Text extract:
━━━━

Jan. 25 (Bloomberg) -- U.S. stocks rose, giving the Standard & Poor’s 500 Index its longest winning streak since 2004, as Starbucks Corp. and Procter & Gamble Co. reported increased profit and German business confidence beat forecasts.
Starbucks, the world’s largest coffee-shop operator, advanced 4.1 percent. Procter & Gamble, the biggest consumer-products maker, climbed 4 percent as it also raised its 2013 earnings forecast. Halliburton Co. jumped 5.1 percent as profit exceeded estimates. Apple Inc. surrendered the title of the world’s most-valuable company to Exxon Mobil Corp. as the iPhone maker slumped 2.4 percent.
The S&P 500 added 0.5 percent to 1,502.96 in New York. The benchmark gauge closed above 1,500 for the first time since December 2007 and gained for eight straight days, the longest string of advances since November 2004. The Dow Jones Industrial Average gained 70.65 points, or 0.5 percent, to 13,895.98 today. About 6.3 billion shares traded hands on U.S. exchanges today, in line with the three-month average.
“Day to day, it is earnings-driven at this point,” Tom Wirth, who helps manage $1.6 billion as senior investment officer for Chemung Canal Trust Co., in Elmira, New York, said by telephone. “There’s a point in time where the market has gone up for so long, so much, that it’s got to take some period of time to consolidate those gains before it goes again.”

━━━━

Layout annotation data:
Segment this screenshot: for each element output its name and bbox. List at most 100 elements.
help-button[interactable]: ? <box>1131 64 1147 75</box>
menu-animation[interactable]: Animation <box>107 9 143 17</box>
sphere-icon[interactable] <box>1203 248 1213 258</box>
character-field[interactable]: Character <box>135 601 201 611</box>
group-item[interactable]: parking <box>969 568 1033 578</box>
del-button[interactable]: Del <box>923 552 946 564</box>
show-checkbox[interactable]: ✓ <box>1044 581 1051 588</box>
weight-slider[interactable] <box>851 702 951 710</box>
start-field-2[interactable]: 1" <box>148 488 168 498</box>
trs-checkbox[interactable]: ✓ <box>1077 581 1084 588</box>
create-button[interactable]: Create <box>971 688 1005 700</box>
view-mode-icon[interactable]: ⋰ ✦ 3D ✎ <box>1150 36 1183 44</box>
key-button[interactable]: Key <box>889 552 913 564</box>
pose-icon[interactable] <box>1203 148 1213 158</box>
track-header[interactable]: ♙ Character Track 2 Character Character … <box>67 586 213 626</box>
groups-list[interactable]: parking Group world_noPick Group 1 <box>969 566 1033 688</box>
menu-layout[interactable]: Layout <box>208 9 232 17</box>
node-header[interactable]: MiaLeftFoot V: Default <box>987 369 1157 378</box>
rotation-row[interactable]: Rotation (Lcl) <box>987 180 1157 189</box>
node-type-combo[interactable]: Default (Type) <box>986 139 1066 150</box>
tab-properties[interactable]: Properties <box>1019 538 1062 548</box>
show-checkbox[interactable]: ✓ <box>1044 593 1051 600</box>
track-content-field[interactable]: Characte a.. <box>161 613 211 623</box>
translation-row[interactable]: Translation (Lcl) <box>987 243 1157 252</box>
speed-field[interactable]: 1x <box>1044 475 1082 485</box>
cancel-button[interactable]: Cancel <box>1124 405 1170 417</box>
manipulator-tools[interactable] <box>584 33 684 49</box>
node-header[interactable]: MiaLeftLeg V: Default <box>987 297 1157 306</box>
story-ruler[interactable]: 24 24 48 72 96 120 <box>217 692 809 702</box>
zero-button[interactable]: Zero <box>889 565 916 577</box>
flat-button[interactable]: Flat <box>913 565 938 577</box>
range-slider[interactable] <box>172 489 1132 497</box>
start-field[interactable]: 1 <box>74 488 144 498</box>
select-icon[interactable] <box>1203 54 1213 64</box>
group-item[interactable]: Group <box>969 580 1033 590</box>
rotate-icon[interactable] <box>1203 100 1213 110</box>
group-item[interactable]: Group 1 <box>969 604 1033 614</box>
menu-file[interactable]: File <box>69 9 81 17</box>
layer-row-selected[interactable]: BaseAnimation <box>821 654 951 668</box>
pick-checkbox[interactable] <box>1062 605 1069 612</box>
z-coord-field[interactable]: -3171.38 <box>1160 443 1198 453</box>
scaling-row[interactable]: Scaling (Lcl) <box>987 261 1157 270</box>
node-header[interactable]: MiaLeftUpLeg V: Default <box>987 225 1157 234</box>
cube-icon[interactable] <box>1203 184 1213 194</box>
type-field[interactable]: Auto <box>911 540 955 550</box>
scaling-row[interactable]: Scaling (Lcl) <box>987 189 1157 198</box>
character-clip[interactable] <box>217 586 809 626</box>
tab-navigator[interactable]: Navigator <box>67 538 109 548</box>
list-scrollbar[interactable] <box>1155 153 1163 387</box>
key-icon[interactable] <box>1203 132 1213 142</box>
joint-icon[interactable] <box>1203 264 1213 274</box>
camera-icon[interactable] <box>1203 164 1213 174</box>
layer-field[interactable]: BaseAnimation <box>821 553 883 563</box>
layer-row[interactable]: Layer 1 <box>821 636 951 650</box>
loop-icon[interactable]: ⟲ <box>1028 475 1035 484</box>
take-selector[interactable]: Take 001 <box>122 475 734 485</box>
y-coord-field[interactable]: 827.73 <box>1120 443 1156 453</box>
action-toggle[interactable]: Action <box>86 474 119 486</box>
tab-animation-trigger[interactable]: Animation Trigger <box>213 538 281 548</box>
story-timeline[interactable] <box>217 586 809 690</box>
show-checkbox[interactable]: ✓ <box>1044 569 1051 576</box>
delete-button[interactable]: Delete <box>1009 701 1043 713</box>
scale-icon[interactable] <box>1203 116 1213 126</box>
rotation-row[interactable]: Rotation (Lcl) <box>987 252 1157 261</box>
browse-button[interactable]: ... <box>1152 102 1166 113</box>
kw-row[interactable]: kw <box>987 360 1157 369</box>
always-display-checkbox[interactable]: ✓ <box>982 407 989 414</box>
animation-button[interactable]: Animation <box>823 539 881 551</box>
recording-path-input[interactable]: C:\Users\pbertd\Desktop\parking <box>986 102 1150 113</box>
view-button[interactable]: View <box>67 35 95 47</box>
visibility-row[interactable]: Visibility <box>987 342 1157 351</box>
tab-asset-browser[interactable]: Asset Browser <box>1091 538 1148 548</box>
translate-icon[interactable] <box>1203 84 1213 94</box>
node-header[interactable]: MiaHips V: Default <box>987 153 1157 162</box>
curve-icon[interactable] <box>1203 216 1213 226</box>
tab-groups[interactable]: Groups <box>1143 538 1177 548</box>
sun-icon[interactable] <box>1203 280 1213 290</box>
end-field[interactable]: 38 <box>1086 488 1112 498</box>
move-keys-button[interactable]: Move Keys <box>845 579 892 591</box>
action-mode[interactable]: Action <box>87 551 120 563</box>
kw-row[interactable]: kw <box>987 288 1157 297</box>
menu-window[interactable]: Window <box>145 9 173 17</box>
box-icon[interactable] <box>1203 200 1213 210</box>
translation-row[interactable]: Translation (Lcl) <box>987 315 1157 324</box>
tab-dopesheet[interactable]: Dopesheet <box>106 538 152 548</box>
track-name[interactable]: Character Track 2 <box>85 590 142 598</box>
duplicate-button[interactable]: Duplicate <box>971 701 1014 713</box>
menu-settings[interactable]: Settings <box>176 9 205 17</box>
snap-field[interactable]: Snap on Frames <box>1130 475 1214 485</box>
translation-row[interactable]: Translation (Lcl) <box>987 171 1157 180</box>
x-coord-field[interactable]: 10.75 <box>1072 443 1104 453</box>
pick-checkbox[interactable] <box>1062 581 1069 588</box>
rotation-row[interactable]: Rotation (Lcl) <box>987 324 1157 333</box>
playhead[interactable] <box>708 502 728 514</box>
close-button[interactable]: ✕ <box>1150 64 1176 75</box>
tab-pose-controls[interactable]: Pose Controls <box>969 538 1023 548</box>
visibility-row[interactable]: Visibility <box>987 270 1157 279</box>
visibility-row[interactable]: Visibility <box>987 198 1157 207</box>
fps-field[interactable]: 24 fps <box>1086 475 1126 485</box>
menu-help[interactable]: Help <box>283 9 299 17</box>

━━━━

Job 1:
Reproduce the records from their first line up to and including the line containing "sphere-icon[interactable] <box>1203 248".
Job 2:
Carry on the stock market report from its last sentence.
The stock market report and the records are unrelated material.

Written reply 1:
Segment this screenshot: for each element output its name and bbox. List at most 100 elements.
help-button[interactable]: ? <box>1131 64 1147 75</box>
menu-animation[interactable]: Animation <box>107 9 143 17</box>
sphere-icon[interactable] <box>1203 248 1213 258</box>

Written reply 2:
The S&P 500 climbed for the fourth straight week, advancing 1.1 percent since Jan. 18. The measure failed to close above 1,500 yesterday after surpassing that level intraday.
The benchmark index has more than doubled from a 12-year low in 2009 as corporate earnings have increased for three years and the Federal Reserve expanded its bond purchases to keep interest rates low to spur growth. The S&P 500 is about 4 percent below its all-time high of 1,565.15 set in October 2007.
Stocks rose today as German business confidence increased more than forecast in January, adding to signs that Europe’s largest economy is recovering. The European Central Bank said banks will next week repay more of its emergency three-year loans than economists forecast, in another sign the euro region’s debt crisis is abating. Equities briefly pared gains as data showed purchases of new U.S. homes unexpectedly dropped in December.
Earnings exceeded projections at about 76 percent of the 147 companies in the S&P 500 that have released results so far in this reporting season, while 67 percent topped sales estimates, according to data compiled by Bloomberg. Analysts are turning more optimistic, boosting their projections for fourth-quarter profit growth to 4 percent from 2.9 percent at the beginning of the month, the data show.
“Earnings have been better than expected,” Phil Orlando, the New York-based chief equity strategist at Federated Investors Inc., said in a telephone interview. His firm oversees about $370 billion. “Guidance has been muted, which would be expected, and it’s still early but on balance we’ve got to conclude that this first batch of results have been better than the Street’s conservative forecasts.”
All 10 groups in the S&P 500 advanced. Consumer discretionary and energy companies rose the most, climbing at least 0.9 percent.
Starbucks added 4.1 percent to $56.81. Net income increased to $432.2 million in the fiscal first quarter from $382.1 million a year earlier, the Seattle-based company said late yesterday. Comparable sales in the Americas rose 7 percent in the period, beating estimates for a 5.9 percent gain.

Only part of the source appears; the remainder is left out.